● **Given data**:
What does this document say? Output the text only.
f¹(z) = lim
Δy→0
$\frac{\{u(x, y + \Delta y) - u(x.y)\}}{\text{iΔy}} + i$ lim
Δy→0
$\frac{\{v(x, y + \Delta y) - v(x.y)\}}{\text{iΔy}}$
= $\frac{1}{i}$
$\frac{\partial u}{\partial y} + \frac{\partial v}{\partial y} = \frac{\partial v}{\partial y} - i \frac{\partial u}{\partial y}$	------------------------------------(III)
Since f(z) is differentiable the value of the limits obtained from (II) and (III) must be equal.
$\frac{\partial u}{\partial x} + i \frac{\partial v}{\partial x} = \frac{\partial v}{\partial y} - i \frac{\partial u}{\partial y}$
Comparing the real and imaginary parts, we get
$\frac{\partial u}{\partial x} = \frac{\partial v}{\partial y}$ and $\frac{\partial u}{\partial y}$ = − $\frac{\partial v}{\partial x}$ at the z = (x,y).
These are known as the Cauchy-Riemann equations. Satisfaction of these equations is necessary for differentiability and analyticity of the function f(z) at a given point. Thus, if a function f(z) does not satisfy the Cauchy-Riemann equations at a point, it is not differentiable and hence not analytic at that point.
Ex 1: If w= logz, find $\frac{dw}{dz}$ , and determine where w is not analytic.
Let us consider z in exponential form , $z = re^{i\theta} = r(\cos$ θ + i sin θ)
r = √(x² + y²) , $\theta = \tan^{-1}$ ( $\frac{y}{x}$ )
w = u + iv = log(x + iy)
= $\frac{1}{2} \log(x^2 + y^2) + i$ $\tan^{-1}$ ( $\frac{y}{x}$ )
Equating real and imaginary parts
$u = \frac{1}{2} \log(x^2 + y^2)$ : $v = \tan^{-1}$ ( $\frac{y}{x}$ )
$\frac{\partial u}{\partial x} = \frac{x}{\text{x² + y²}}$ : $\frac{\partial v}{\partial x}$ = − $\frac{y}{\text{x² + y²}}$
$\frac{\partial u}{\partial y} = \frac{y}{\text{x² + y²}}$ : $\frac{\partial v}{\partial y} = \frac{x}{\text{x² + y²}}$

● **The task**: Pick out every line holding the string "analytic" and return it.

● **Solution**:
These are known as the Cauchy-Riemann equations. Satisfaction of these equations is necessary for differentiability and analyticity of the function f(z) at a given point. Thus, if a function f(z) does not satisfy the Cauchy-Riemann equations at a point, it is not differentiable and hence not analytic at that point.
Ex 1: If w= logz, find $\frac{dw}{dz}$ , and determine where w is not analytic.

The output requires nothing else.